CONSIGNE A - Pour chacune des affirmations suivantes, dites si elle s'accorde avec le texte sur la nature en ville, répondez par oui ou par non et citez les mots du texte qui tranchent. (i) Alphand a conçu les Buttes Chaumont et le parc Monceau. (ii) La nature appartient au domaine des choses extérieures à l'homme. (iii) Le jardin du musée du Quai Branly est l'œuvre de Patrick Blanc.
CONSIGNE B - Poursuivez le texte sur la nature en ville à partir de sa dernière phrase.

La nature ne peut être réduite à quelques métaphores : au verdissement,
au végétal, à l’invocation de la campagne. Elle est plus complexe que cela,
elle renvoie à une genèse réitérée comme l’indique son étymologie latine :
elle est « ce qui donne naissance, ce qui présage de la chose ». La nature
ne relève pas non plus du domaine des choses extérieures à l’homme, à
sa formation, à sa culture : elle est en nous, elle nous porte, comme le dit
Maurice Merleau-Ponty dans son cours sur La nature au Collège de
France.
Parce qu’elle est traversée de dynamiques, de flux, de mouvements, la
ville a souvent composé avec la nature : du jardin au parc, en passant par
la promenade paysagère. Aujourd’hui, elle est pensée par les architectes,
par les urbanistes, par les aménageurs comme un éco-système, avec ses
flux, ses respirations, ses régulations. Le paysage - fût-il citadin -est ainsi
devenu partie intégrante de la culture urbaine contemporaine. Imagineraiton
Manhattan sans Central Park ? Barcelone sans le parc Güell ? Paris
sans les Buttes Chaumont, le parc de la Villette, celui de Bercy ou celui de
Citroën-Cévennes?
A Paris, dans le cadre des grands travaux d’Haussmann, Alphand a conçu
les parcs de la capitale modernisée – les Buttes Chaumont, le Parc
Monceau. Un siècle et demi plus tard, le jardin de Gilles Clément, pièce
essentielle du musée de Jean Nouvel au Quai Branly, ou les murs
végétaux de Patrick Blanc nous offrent une démonstration inédite de la
présence de la nature en milieu urbain.
La métropole du XXIe siècle, celle qui s’inscrit dans les préconisations
avancées à l’occasion des accords de Kyoto, est à la recherche de
nouveaux équilibres. L’étalement urbain, le développement du bâti incite à
repenser les rapports du citadin à la nature. Ainsi, les équipes engagées
dans la Consultation internationale sur le Grand Paris ont beaucoup
travaillé sur l’agriculture en milieu urbain et sur la reconquête de l’eau. Icimême,
ces équipes ont toutes exprimé la nécessité d’un dialogue conjoint
entre développement territorial et valorisation de la ressource naturelle.
Car il s’agit de construire une ville où les paysages peuvent jouer diverses
fonctions, où il soit possible d’associer le développement social et le
développement durable. L’enjeu réside dans la faculté que nous aurons
tous à penser et mettre en oeuvre une véritable biodiversité dans la ville, à
créer un éco-système mieux partagé et plus équilibré.

DONNÉES FOURNIES -
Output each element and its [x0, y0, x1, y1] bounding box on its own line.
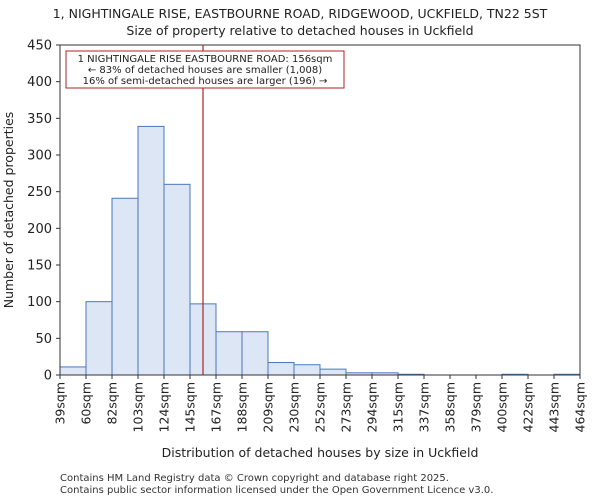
annotation-line-2: ← 83% of detached houses are smaller (1,… [88, 65, 322, 76]
y-tick-label: 300 [27, 149, 52, 164]
x-tick-label: 273sqm [339, 382, 354, 432]
annotation-box [65, 50, 345, 89]
x-tick-label: 379sqm [469, 382, 484, 432]
bar [111, 197, 139, 376]
annotation-line-3: 16% of semi-detached houses are larger (… [83, 76, 328, 87]
chart-title: 1, NIGHTINGALE RISE, EASTBOURNE ROAD, RI… [52, 6, 548, 21]
chart-subtitle: Size of property relative to detached ho… [126, 23, 474, 38]
y-tick-label: 0 [44, 369, 52, 384]
x-tick-label: 294sqm [365, 382, 380, 432]
x-tick-label: 443sqm [547, 382, 562, 432]
x-tick-label: 358sqm [443, 382, 458, 432]
x-tick-label: 422sqm [521, 382, 536, 432]
bar [267, 362, 295, 376]
y-tick-label: 150 [27, 259, 52, 274]
x-tick-label: 124sqm [157, 382, 172, 432]
x-tick-label: 400sqm [495, 382, 510, 432]
x-tick-label: 464sqm [573, 382, 588, 432]
x-tick-label: 188sqm [235, 382, 250, 432]
x-tick-label: 315sqm [391, 382, 406, 432]
y-tick-label: 50 [35, 332, 52, 347]
bar [59, 366, 87, 376]
annotation-line-1: 1 NIGHTINGALE RISE EASTBOURNE ROAD: 156s… [78, 54, 333, 65]
footer-line-2: Contains public sector information licen… [60, 485, 494, 496]
footer-line-1: Contains HM Land Registry data © Crown c… [60, 473, 449, 484]
x-tick-label: 252sqm [313, 382, 328, 432]
bar [319, 368, 347, 376]
y-tick-label: 400 [27, 75, 52, 90]
x-tick-label: 337sqm [417, 382, 432, 432]
x-tick-label: 230sqm [287, 382, 302, 432]
y-tick-label: 200 [27, 222, 52, 237]
y-tick-label: 250 [27, 185, 52, 200]
y-axis-label: Number of detached properties [1, 112, 16, 309]
bar [293, 364, 321, 376]
y-tick-label: 100 [27, 295, 52, 310]
x-tick-label: 209sqm [261, 382, 276, 432]
x-tick-label: 145sqm [183, 382, 198, 432]
bar [85, 301, 113, 376]
x-axis-label: Distribution of detached houses by size … [162, 445, 479, 460]
y-tick-label: 450 [27, 39, 52, 54]
bar [163, 183, 191, 376]
x-tick-label: 39sqm [53, 382, 68, 425]
bar [215, 331, 243, 376]
bar [137, 125, 165, 376]
x-tick-label: 103sqm [131, 382, 146, 432]
x-tick-label: 167sqm [209, 382, 224, 432]
bar [241, 331, 269, 376]
x-tick-label: 82sqm [105, 382, 120, 425]
x-tick-label: 60sqm [79, 382, 94, 425]
y-tick-label: 350 [27, 112, 52, 127]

RÉPONSE FINALE A -
(i) Oui : « Alphand a conçu les parcs de la capitale modernisée – les Buttes Chaumont, le Parc Monceau ».
(ii) Non : « La nature ne relève pas non plus du domaine des choses extérieures à l’homme ».
(iii) Non : « le jardin de Gilles Clément, pièce essentielle du musée de Jean Nouvel au Quai Branly ».

RÉPONSE FINALE B -
Je me réjouis à cet égard que mon ministère ait soutenu les promenades
paysagères du Fort Saint-Jean à Marseille, liées à la création prochaine du
Musée des Civilisations et de la Méditerranée (MUCEM), ainsi que celle du
quadrilatère des Archives nationales à Paris. Fabriquer des espaces à
haute qualité culturelle et environnementale, développer une réflexion
d’ensemble sur les jardins et les espaces verts dans le tissu urbain,
inventer de nouvelles « prises » avec la nature - pour citer là encore
Merleau-Ponty - ce sont là les défis de la ville du XXIe siècle, ce sont là les
dimensions qui sont suivies avec attention par mon ministère.
D’autres exemples en région traduisent cette interaction riche de
possibilités : le projet Euromediterranée 2 à Marseille où François
Leclercq et l’agence Ter ont conçu le parc urbain comme l’épine dorsale
d’un grand aménagement ; l’opération Lyon-Confluences, où, entre Rhône
et Saône, le cabinet Herzog & de Meuron et Michel Desvignes travaillent
sur dans une logique qui épouse le site particulier du confluent en
inventant à partir de l’existant. La dernière édition de la Biennale
d’architecture de Venise nous a d’ailleurs donné l’occasion de découvrir les
projets de nos grandes métropoles.
En proposant au public le thème de la « ville-nature », la Cité de
l’architecture et du patrimoine nous permet de prendre conscience de cet
enjeu décisif. Le cycle entend traiter le sujet dans une double dimension, à
la fois rétrospective et prospective : il regarde vers les expériences
passées pour mieux se projeter vers l’avenir ; il se nourrit des grandes
expérimentations pour inventer de nouveaux chemins.
Conçue de manière originale par Michel Péna et Nicolas Gilsoul,
l’exposition « La Ville fertile » en est l’un des volets. Elle analyse les outils
contemporains qui permettent l’aménagement des parcs et la reconversion
des territoires. Elle fournit les clefs pour interpréter la « fabrique du
paysage » dans la ville en proposant sept thèmes majeurs comme le
temps, le ciel et l’eau, accompagnés de promenades filmées. A Paris,
comme dans les capitales régionales mais aussi hors de nos frontières, la
ville du XXIe siècle fait en effet figure de laboratoire pour de nouvelles
« nouvelles natures urbaines » mêlant prairies, forêts, friches, rives et
rivages.
Davantage qu’une exposition, c’est donc un nouveau cycle que j’ai le
plaisir d’inaugurer aujourd’hui à la Cité de l’architecture et du patrimoine.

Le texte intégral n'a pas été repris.